- [EXERCISE BRIEF]
Repeat the listing in full, exactly as it stands.

━━━━━━━━━━

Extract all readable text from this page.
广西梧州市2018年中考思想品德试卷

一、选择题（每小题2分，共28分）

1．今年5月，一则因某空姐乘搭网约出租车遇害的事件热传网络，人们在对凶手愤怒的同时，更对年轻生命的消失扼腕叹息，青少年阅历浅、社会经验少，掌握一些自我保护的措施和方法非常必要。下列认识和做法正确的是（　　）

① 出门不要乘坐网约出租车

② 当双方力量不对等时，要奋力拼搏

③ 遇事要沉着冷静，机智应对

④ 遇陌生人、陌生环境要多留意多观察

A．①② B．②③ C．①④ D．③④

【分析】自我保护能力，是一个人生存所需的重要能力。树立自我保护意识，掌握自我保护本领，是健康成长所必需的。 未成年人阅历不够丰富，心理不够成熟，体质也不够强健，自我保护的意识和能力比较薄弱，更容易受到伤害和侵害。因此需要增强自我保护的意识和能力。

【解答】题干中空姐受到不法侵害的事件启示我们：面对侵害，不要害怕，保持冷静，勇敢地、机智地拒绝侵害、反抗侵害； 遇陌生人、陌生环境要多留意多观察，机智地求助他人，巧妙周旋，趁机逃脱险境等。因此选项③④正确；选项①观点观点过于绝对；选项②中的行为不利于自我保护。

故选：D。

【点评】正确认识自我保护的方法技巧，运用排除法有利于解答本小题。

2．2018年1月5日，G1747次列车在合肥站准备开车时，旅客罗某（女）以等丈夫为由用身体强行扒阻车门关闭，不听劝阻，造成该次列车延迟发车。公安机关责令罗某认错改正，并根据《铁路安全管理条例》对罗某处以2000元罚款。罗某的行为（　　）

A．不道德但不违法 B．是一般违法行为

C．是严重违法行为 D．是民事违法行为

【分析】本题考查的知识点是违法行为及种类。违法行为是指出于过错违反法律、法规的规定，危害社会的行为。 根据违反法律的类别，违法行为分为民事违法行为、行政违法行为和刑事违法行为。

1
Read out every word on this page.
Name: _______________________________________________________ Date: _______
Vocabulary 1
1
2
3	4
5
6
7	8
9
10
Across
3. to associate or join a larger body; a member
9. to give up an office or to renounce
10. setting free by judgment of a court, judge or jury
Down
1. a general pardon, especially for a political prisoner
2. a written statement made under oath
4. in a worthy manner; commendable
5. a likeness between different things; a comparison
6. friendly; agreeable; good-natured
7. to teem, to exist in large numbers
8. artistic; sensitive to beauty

━━━━━━━━━━

- [OUTPUT]
Extract all readable text from this page.
广西梧州市2018年中考思想品德试卷

一、选择题（每小题2分，共28分）

1．今年5月，一则因某空姐乘搭网约出租车遇害的事件热传网络，人们在对凶手愤怒的同时，更对年轻生命的消失扼腕叹息，青少年阅历浅、社会经验少，掌握一些自我保护的措施和方法非常必要。下列认识和做法正确的是（　　）

① 出门不要乘坐网约出租车

② 当双方力量不对等时，要奋力拼搏

③ 遇事要沉着冷静，机智应对

④ 遇陌生人、陌生环境要多留意多观察

A．①② B．②③ C．①④ D．③④

【分析】自我保护能力，是一个人生存所需的重要能力。树立自我保护意识，掌握自我保护本领，是健康成长所必需的。 未成年人阅历不够丰富，心理不够成熟，体质也不够强健，自我保护的意识和能力比较薄弱，更容易受到伤害和侵害。因此需要增强自我保护的意识和能力。

【解答】题干中空姐受到不法侵害的事件启示我们：面对侵害，不要害怕，保持冷静，勇敢地、机智地拒绝侵害、反抗侵害； 遇陌生人、陌生环境要多留意多观察，机智地求助他人，巧妙周旋，趁机逃脱险境等。因此选项③④正确；选项①观点观点过于绝对；选项②中的行为不利于自我保护。

故选：D。

【点评】正确认识自我保护的方法技巧，运用排除法有利于解答本小题。

2．2018年1月5日，G1747次列车在合肥站准备开车时，旅客罗某（女）以等丈夫为由用身体强行扒阻车门关闭，不听劝阻，造成该次列车延迟发车。公安机关责令罗某认错改正，并根据《铁路安全管理条例》对罗某处以2000元罚款。罗某的行为（　　）

A．不道德但不违法 B．是一般违法行为

C．是严重违法行为 D．是民事违法行为

【分析】本题考查的知识点是违法行为及种类。违法行为是指出于过错违反法律、法规的规定，危害社会的行为。 根据违反法律的类别，违法行为分为民事违法行为、行政违法行为和刑事违法行为。

1
Read out every word on this page.
Name: _______________________________________________________ Date: _______
Vocabulary 1
1
2
3	4
5
6
7	8
9
10
Across
3. to associate or join a larger body; a member
9. to give up an office or to renounce
10. setting free by judgment of a court, judge or jury
Down
1. a general pardon, especially for a political prisoner
2. a written statement made under oath
4. in a worthy manner; commendable
5. a likeness between different things; a comparison
6. friendly; agreeable; good-natured
7. to teem, to exist in large numbers
8. artistic; sensitive to beauty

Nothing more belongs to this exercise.